Texte de lecture:
····················

L’obligation de reclassement

L’employeur ne peut licencier un salarié pour motif économique que si son reclassement s’avère impossible.

L’obligation de reclassement, consacrée par l’article L. 1233-4 du Code du travail, est un préalable indispensable à tout licenciement pour motif économique, et ce quelque soit l’effectif de l’entreprise ou le nombre de salariés concernés par le licenciement.

Obligation de reclassementElle consiste à proposer aux salariés susceptibles d’être licenciés des emplois qui soient compatibles avec leur qualification et qui soient disponibles dans l’entreprise ou les autres entreprises du groupe, y compris à l’étranger.

La Jurisprudence est très exigeante à l’égard des employeurs, dont le non respect de l’obligation de reclassement est sanctionné par des indemnités pour licenciement sans cause réelle et sérieuse.

 

Ainsi, le licenciement est sans cause réelle et sérieuse lorsque l’employeur n’a formulé aucune proposition concrète de reclassement au salarié alors que des emplois avaient été créés dans l’entreprise qui auraient pu être pourvus (Cour de cassation, Chambre sociale, 17 octobre 2010, n°99-44.755).

Les offres de reclassement proposées doivent être écrites, précises et individualisées.

En l’absence d’offres écrites, l’employeur ne peut être considéré comme ayant rempli son obligation de reclassement (Cour de cassation, Chambre sociale, 30 mars 2011, n°09-69.018 ; Cour de cassation, Chambre sociale, 13 juillet 2010, N° 09-42.839 link ).

Une information par voie d’affichage des offres d’emploi ne suffit pas à établir le respect de l’obligation de reclassement (Cour de cassation, Chambre sociale, 21 septembre 2011, n°10-19.836).

L’employeur a encore l’obligation de proposer une formation pour adapter le salarié au nouvel emploi proposé (Cour de cassation, Chambre sociale, 07 juillet 2009, N° 08-40.414 link ).

····················

Matériel d'étude:

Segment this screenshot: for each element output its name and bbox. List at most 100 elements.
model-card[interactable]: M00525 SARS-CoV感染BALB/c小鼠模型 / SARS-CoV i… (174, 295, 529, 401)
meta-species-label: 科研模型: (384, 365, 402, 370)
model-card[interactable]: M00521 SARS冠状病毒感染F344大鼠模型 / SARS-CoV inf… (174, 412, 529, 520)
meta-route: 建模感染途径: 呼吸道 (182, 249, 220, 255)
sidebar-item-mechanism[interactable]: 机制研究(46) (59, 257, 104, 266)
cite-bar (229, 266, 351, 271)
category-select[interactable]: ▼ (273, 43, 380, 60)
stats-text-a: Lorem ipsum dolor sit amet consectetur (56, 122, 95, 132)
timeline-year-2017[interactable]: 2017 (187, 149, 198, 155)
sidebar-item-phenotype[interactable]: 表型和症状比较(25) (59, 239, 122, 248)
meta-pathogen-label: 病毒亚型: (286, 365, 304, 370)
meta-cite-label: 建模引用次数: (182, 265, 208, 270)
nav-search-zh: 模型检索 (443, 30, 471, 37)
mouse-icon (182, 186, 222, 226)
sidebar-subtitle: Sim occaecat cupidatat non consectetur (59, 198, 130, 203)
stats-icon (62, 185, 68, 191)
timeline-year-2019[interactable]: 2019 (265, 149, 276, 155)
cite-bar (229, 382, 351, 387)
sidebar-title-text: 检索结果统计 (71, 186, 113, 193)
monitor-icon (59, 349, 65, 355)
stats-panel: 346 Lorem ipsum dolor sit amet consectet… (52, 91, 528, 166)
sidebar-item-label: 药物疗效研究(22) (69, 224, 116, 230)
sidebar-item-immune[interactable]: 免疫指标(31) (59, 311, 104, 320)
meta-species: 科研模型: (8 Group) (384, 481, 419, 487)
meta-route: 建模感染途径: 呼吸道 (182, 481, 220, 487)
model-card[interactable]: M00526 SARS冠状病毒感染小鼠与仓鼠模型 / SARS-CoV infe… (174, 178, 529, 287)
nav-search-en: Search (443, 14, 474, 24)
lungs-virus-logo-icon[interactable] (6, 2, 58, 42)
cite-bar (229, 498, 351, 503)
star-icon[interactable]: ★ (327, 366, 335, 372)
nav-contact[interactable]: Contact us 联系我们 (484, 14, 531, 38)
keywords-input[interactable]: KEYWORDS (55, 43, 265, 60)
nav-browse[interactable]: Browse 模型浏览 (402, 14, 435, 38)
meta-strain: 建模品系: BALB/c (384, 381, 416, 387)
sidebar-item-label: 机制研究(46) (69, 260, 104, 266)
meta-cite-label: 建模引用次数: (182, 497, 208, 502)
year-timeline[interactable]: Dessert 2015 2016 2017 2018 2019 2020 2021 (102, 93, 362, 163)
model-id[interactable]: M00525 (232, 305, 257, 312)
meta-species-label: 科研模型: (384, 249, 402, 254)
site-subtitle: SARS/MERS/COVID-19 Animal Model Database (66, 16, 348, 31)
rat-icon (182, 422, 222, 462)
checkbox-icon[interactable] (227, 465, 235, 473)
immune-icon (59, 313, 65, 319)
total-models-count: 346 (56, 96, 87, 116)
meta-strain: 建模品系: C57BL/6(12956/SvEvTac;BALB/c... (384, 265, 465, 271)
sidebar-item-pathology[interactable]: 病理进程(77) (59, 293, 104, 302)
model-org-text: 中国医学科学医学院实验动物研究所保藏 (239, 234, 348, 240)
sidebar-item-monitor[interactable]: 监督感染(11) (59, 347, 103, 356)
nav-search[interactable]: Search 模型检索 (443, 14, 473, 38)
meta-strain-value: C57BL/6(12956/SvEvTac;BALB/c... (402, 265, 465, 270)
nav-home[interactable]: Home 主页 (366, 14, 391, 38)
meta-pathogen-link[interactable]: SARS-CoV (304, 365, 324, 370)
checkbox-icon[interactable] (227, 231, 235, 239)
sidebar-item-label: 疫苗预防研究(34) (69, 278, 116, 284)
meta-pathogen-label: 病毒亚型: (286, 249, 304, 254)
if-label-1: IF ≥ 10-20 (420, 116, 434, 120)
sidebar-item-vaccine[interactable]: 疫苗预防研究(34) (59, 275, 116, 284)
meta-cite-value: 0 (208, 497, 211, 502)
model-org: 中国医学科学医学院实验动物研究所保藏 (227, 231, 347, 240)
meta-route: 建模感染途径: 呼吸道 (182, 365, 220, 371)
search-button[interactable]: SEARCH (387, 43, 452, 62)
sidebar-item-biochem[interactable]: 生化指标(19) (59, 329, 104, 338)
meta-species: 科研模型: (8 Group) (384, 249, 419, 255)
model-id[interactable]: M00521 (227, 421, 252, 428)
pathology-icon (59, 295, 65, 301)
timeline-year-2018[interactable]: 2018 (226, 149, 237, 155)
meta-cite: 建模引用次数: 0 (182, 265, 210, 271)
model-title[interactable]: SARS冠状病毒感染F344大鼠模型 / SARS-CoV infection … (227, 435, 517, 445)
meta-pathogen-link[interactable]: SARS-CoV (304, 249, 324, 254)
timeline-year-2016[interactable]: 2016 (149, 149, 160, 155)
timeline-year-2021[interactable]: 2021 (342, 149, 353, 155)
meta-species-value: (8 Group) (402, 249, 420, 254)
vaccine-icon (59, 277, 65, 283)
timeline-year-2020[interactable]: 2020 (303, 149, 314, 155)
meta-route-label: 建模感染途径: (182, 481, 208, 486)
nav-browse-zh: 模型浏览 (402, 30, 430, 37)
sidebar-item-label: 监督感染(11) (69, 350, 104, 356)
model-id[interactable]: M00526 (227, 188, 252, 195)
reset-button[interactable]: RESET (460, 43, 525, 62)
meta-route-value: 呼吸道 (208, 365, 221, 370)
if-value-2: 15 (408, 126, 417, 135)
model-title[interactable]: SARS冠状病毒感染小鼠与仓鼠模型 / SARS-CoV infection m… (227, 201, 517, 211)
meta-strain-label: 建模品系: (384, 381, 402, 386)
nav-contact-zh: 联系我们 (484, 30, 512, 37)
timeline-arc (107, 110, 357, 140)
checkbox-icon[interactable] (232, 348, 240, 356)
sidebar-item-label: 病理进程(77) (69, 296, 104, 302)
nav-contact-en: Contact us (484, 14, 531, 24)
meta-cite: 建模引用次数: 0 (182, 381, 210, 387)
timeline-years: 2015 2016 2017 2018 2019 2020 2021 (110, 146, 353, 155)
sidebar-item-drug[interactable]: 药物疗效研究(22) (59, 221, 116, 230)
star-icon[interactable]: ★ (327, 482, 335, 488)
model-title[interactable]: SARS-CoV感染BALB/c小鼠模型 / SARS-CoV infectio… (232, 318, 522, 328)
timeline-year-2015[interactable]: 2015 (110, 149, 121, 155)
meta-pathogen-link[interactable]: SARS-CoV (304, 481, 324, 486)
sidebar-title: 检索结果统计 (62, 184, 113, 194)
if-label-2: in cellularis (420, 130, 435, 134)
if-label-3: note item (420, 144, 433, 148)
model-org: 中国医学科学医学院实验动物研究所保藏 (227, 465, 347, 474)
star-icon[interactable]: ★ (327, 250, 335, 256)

····················

Consigne 1: Selon le texte sur l'obligation de reclassement, quel article du Code du travail consacre cette obligation ?
Consigne 2: Dans le texte sur l'obligation de reclassement, reprenez le passage de "Obligation de reclassementElle" jusqu'à "réelle et sérieuse." en substituant "dommages-intérêts" à "indemnités".
Consigne 3: Traduisez en anglais cette phrase du texte sur l'obligation de reclassement : « Les offres de reclassement proposées doivent être écrites, précises et individualisées. »

Zone de réponse 1: L'article L. 1233-4 du Code du travail.

Zone de réponse 2:
Obligation de reclassementElle consiste à proposer aux salariés susceptibles d’être licenciés des emplois qui soient compatibles avec leur qualification et qui soient disponibles dans l’entreprise ou les autres entreprises du groupe, y compris à l’étranger.

La Jurisprudence est très exigeante à l’égard des employeurs, dont le non respect de l’obligation de reclassement est sanctionné par des dommages-intérêts pour licenciement sans cause réelle et sérieuse.

Zone de réponse 3: The redeployment offers made must be written, specific and individualized.